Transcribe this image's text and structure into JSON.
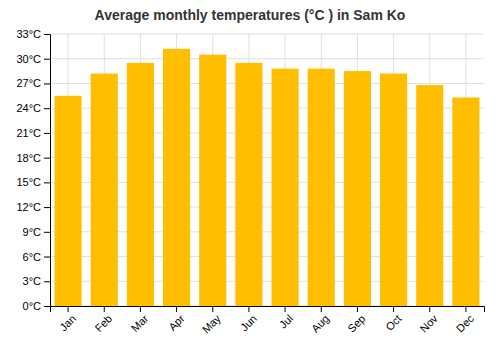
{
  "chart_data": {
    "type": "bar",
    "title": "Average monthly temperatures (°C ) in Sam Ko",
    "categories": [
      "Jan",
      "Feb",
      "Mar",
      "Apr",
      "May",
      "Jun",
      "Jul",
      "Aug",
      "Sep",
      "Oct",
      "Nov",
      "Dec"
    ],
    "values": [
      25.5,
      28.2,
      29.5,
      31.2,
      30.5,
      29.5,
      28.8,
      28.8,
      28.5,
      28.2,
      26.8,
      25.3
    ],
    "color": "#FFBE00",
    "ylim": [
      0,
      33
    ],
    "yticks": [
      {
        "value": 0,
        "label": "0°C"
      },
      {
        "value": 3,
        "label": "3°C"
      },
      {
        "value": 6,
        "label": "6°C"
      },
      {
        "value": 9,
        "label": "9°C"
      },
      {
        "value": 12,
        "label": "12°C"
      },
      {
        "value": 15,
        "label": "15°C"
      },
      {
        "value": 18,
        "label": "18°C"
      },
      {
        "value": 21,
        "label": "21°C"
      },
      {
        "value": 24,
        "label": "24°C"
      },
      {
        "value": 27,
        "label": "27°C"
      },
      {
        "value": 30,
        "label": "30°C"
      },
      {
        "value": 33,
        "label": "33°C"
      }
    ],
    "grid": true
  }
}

▶ GOAL OF THE EXERCISE
Using the listing above, show every line that includes the string "label".

▶ EXERCISE SOLUTION
        "label": "0°C"
        "label": "3°C"
        "label": "6°C"
        "label": "9°C"
        "label": "12°C"
        "label": "15°C"
        "label": "18°C"
        "label": "21°C"
        "label": "24°C"
        "label": "27°C"
        "label": "30°C"
        "label": "33°C"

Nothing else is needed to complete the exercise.